== EXERCISE OBJECTIVE ==
Copy the data below exactly.

== DATA FOR THIS TASK ==

──────────────────────────────

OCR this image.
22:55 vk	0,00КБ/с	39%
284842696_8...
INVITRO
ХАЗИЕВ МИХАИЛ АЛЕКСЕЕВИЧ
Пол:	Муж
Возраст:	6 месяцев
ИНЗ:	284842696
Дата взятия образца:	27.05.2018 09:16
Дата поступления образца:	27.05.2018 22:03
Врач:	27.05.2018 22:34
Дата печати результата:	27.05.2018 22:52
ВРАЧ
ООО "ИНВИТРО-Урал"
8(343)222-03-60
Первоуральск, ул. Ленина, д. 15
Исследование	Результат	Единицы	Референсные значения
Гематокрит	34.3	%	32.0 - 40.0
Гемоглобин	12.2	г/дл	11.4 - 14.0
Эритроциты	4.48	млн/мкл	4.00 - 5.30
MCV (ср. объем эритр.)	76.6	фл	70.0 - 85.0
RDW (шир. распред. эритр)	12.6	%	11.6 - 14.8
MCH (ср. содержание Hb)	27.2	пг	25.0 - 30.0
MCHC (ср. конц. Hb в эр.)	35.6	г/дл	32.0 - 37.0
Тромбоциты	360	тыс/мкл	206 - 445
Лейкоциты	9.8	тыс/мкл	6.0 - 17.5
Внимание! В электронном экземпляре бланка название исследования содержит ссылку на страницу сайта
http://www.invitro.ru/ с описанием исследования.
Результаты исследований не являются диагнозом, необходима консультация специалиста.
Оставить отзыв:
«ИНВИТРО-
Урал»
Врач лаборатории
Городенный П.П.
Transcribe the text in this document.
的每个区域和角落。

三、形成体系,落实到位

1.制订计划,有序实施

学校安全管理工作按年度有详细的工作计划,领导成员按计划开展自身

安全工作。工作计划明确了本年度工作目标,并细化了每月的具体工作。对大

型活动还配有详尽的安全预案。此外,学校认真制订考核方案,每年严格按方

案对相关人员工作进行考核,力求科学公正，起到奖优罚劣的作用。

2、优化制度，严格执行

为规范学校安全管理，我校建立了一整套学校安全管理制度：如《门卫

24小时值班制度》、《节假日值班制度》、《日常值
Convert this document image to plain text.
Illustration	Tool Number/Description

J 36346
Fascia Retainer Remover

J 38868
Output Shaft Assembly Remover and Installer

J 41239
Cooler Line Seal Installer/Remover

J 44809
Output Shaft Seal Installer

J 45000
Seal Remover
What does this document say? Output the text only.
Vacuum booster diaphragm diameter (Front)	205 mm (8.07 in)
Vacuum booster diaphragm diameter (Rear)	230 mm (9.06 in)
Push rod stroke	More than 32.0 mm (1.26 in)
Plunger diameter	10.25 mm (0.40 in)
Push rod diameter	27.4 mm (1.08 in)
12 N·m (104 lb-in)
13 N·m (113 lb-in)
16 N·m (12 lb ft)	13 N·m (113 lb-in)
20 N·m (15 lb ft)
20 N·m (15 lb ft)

──────────────────────────────

== CORRECT RESPONSE ==
OCR this image.
22:55 vk	0,00КБ/с	39%
284842696_8...
INVITRO
ХАЗИЕВ МИХАИЛ АЛЕКСЕЕВИЧ
Пол:	Муж
Возраст:	6 месяцев
ИНЗ:	284842696
Дата взятия образца:	27.05.2018 09:16
Дата поступления образца:	27.05.2018 22:03
Врач:	27.05.2018 22:34
Дата печати результата:	27.05.2018 22:52
ВРАЧ
ООО "ИНВИТРО-Урал"
8(343)222-03-60
Первоуральск, ул. Ленина, д. 15
Исследование	Результат	Единицы	Референсные значения
Гематокрит	34.3	%	32.0 - 40.0
Гемоглобин	12.2	г/дл	11.4 - 14.0
Эритроциты	4.48	млн/мкл	4.00 - 5.30
MCV (ср. объем эритр.)	76.6	фл	70.0 - 85.0
RDW (шир. распред. эритр)	12.6	%	11.6 - 14.8
MCH (ср. содержание Hb)	27.2	пг	25.0 - 30.0
MCHC (ср. конц. Hb в эр.)	35.6	г/дл	32.0 - 37.0
Тромбоциты	360	тыс/мкл	206 - 445
Лейкоциты	9.8	тыс/мкл	6.0 - 17.5
Внимание! В электронном экземпляре бланка название исследования содержит ссылку на страницу сайта
http://www.invitro.ru/ с описанием исследования.
Результаты исследований не являются диагнозом, необходима консультация специалиста.
Оставить отзыв:
«ИНВИТРО-
Урал»
Врач лаборатории
Городенный П.П.
Transcribe the text in this document.
的每个区域和角落。

三、形成体系,落实到位

1.制订计划,有序实施

学校安全管理工作按年度有详细的工作计划,领导成员按计划开展自身

安全工作。工作计划明确了本年度工作目标,并细化了每月的具体工作。对大

型活动还配有详尽的安全预案。此外,学校认真制订考核方案,每年严格按方

案对相关人员工作进行考核,力求科学公正，起到奖优罚劣的作用。

2、优化制度，严格执行

为规范学校安全管理，我校建立了一整套学校安全管理制度：如《门卫

24小时值班制度》、《节假日值班制度》、《日常值
Convert this document image to plain text.
Illustration	Tool Number/Description

J 36346
Fascia Retainer Remover

J 38868
Output Shaft Assembly Remover and Installer

J 41239
Cooler Line Seal Installer/Remover

J 44809
Output Shaft Seal Installer

J 45000
Seal Remover
What does this document say? Output the text only.
Vacuum booster diaphragm diameter (Front)	205 mm (8.07 in)
Vacuum booster diaphragm diameter (Rear)	230 mm (9.06 in)
Push rod stroke	More than 32.0 mm (1.26 in)
Plunger diameter	10.25 mm (0.40 in)
Push rod diameter	27.4 mm (1.08 in)
12 N·m (104 lb-in)
13 N·m (113 lb-in)
16 N·m (12 lb ft)	13 N·m (113 lb-in)
20 N·m (15 lb ft)
20 N·m (15 lb ft)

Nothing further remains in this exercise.